Directive:
Present each line of the entries below that holds the word "content".

(Dataset records)
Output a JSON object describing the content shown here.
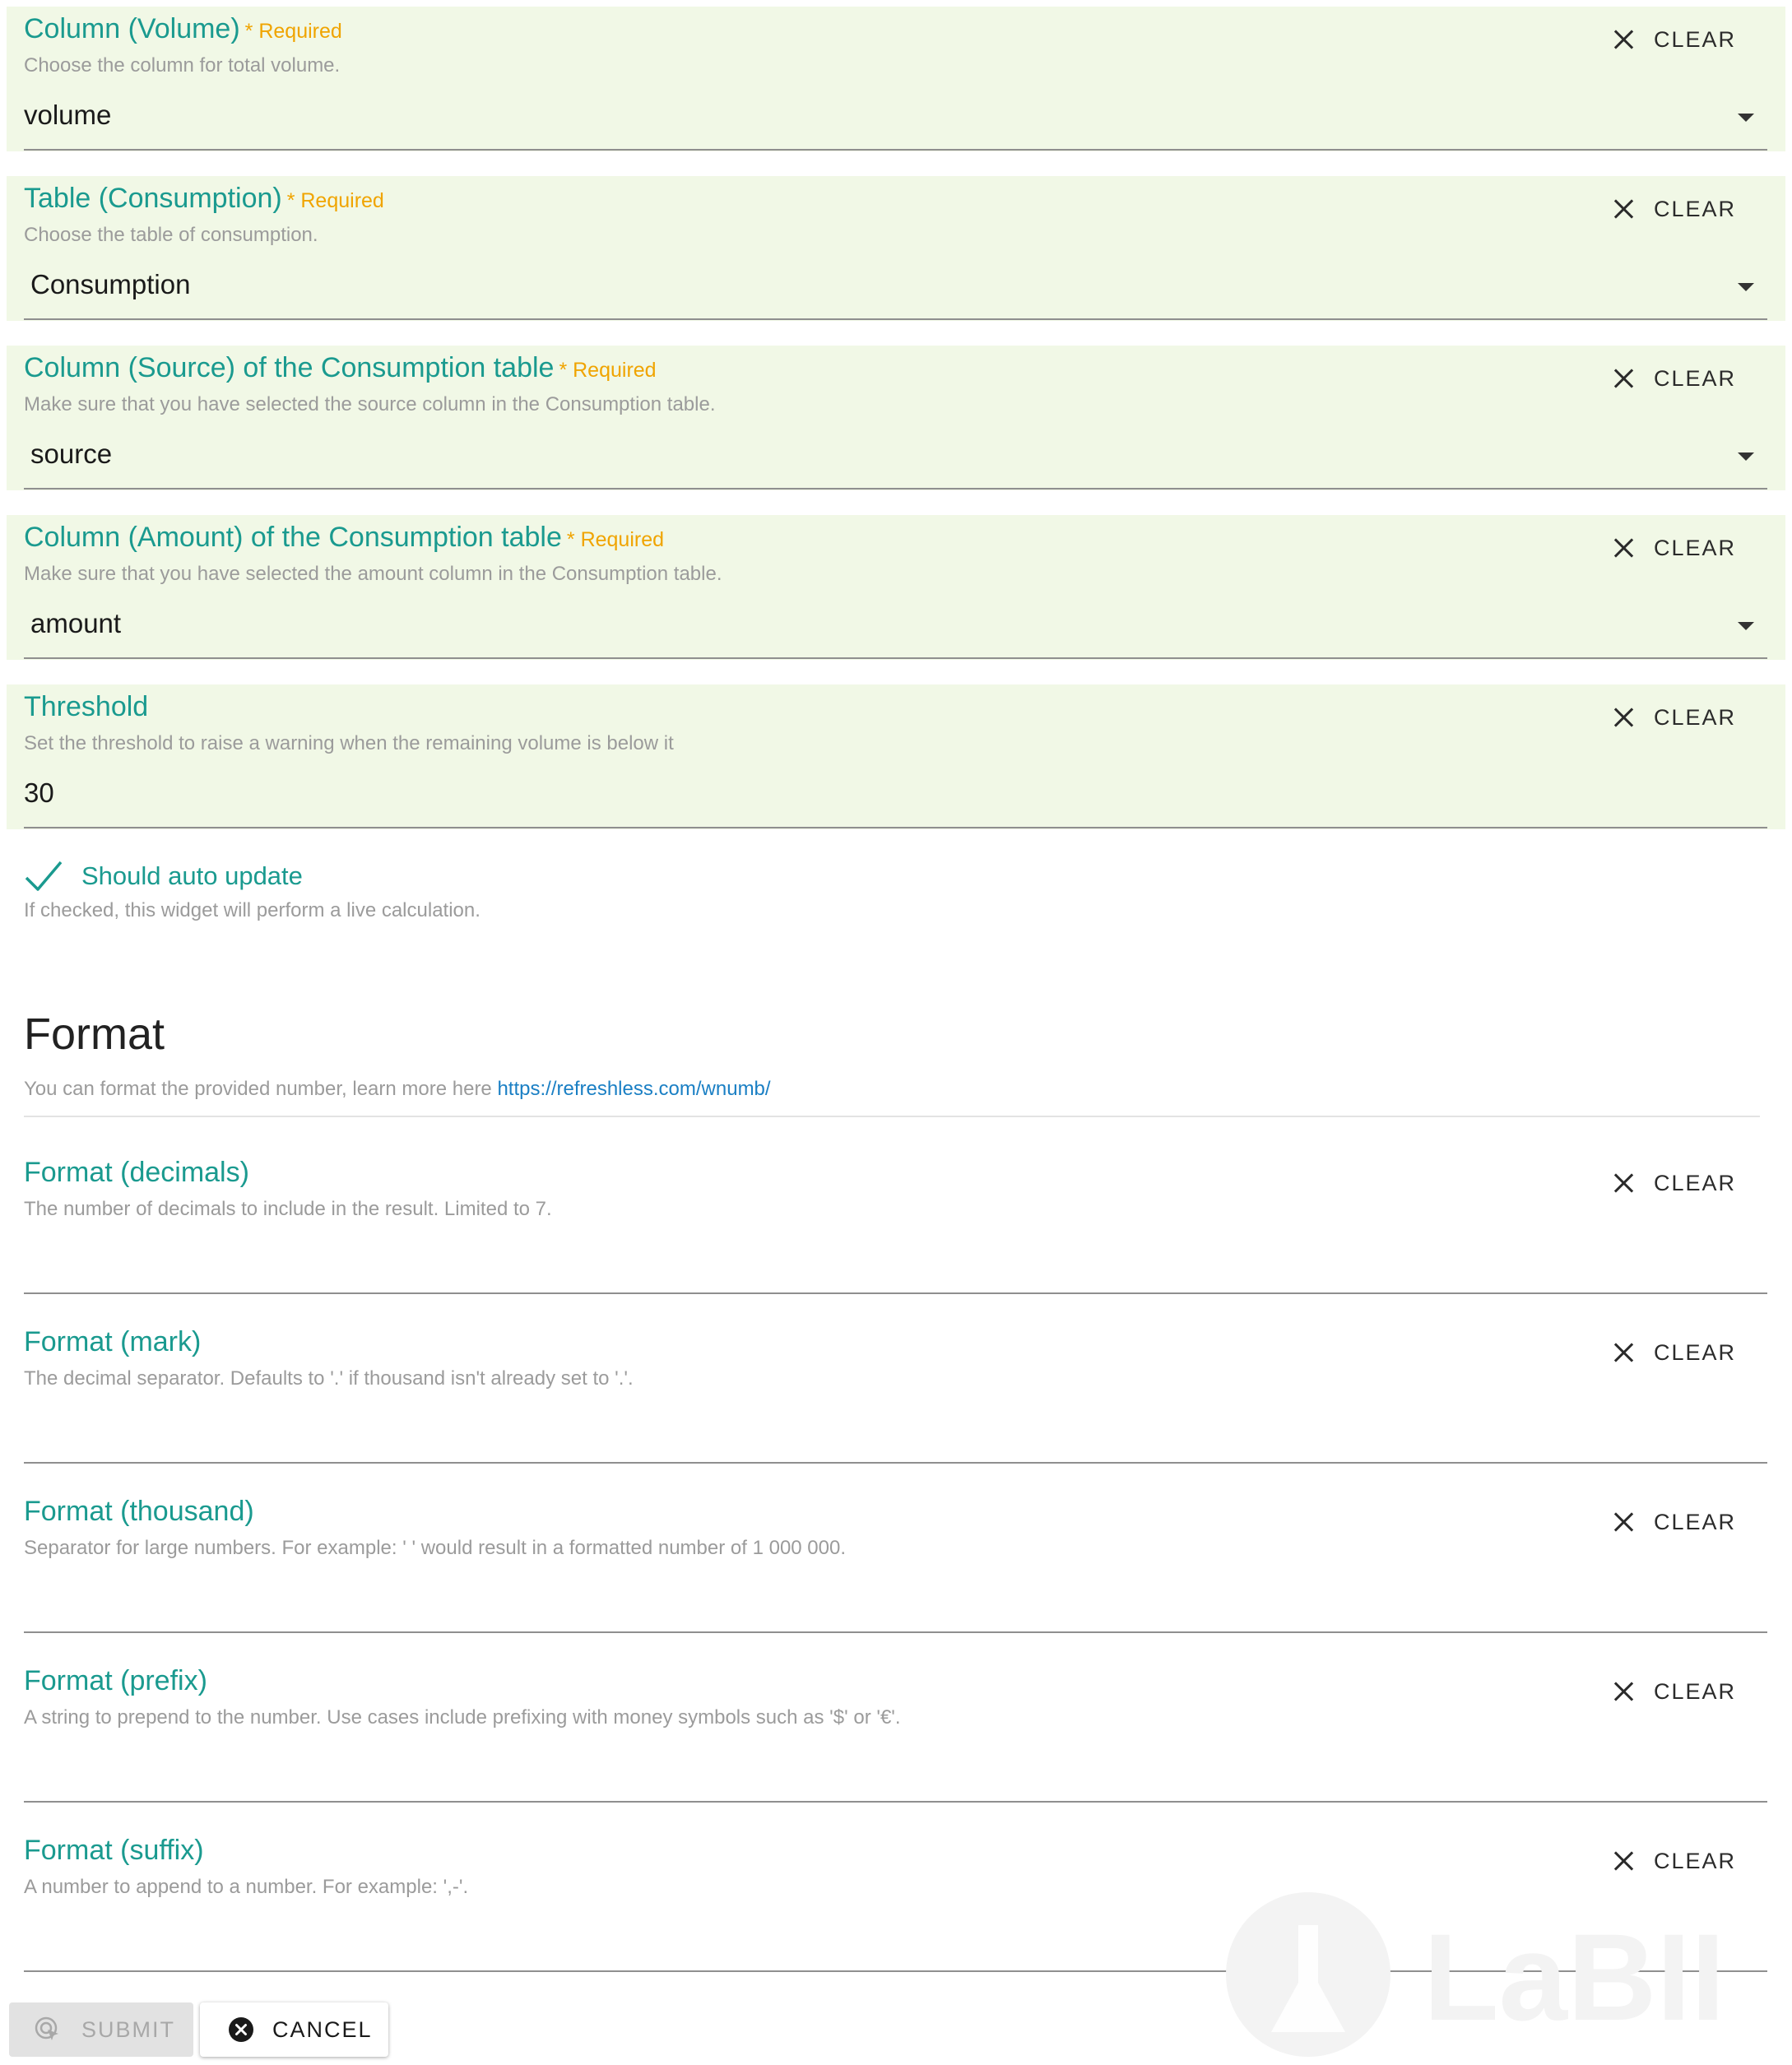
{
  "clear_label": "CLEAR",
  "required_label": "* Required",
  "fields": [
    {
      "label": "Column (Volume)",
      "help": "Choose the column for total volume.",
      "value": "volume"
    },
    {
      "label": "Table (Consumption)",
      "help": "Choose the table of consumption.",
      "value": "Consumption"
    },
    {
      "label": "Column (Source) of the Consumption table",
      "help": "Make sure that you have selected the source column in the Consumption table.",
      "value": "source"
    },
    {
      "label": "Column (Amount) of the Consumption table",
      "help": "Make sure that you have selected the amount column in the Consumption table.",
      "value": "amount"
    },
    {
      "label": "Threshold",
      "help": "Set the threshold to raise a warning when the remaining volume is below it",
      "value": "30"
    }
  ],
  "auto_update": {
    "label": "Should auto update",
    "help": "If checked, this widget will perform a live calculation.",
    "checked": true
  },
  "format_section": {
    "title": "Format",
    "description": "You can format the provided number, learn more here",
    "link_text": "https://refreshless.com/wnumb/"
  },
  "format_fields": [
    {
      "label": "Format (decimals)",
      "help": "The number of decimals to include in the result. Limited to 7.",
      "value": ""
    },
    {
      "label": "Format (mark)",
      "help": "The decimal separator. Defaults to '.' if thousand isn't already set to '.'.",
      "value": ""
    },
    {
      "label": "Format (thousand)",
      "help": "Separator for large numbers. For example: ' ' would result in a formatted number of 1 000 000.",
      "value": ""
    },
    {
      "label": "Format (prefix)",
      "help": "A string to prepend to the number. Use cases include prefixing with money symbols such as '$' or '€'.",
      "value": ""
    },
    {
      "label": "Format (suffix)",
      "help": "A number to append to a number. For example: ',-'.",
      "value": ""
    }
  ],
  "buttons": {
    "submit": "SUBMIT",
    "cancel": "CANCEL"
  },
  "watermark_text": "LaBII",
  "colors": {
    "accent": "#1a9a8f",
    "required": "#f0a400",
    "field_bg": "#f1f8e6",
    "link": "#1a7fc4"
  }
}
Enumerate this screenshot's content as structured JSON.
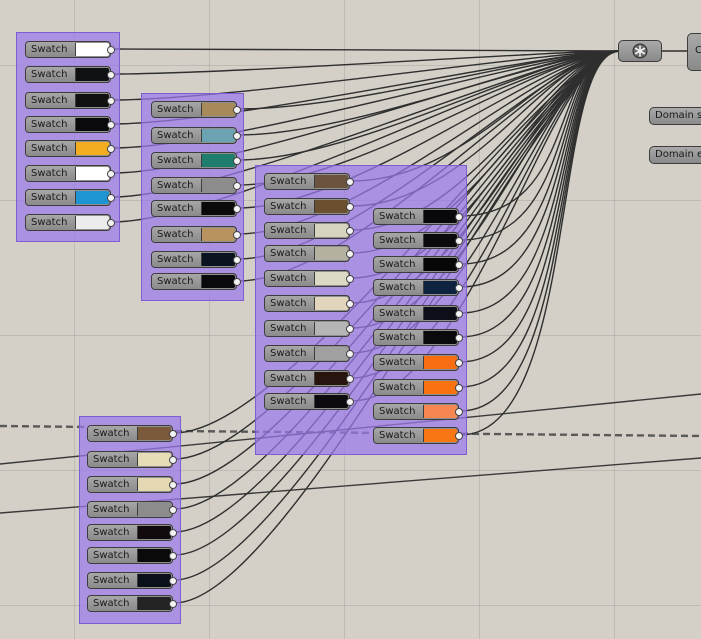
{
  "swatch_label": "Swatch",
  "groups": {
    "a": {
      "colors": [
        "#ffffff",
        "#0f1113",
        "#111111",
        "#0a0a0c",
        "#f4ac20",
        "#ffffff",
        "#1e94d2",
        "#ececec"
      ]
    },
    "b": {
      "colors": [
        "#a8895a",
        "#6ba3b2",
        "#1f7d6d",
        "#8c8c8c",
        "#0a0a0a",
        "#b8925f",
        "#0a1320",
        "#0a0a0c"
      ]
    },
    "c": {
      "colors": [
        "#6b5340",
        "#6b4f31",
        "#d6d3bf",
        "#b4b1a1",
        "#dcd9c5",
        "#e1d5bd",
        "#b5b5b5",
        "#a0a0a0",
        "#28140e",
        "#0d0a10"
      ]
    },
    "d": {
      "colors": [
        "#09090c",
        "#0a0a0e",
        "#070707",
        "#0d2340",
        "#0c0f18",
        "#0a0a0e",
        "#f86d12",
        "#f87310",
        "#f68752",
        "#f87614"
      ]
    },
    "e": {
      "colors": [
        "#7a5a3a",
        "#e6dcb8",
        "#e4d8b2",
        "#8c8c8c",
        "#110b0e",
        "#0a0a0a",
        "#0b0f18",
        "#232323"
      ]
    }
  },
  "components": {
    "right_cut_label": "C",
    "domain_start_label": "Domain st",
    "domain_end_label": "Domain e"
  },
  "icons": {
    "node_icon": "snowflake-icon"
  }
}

The completed task:
Output a JSON object describing the content shown here.
Enumerate this screenshot's content as structured JSON.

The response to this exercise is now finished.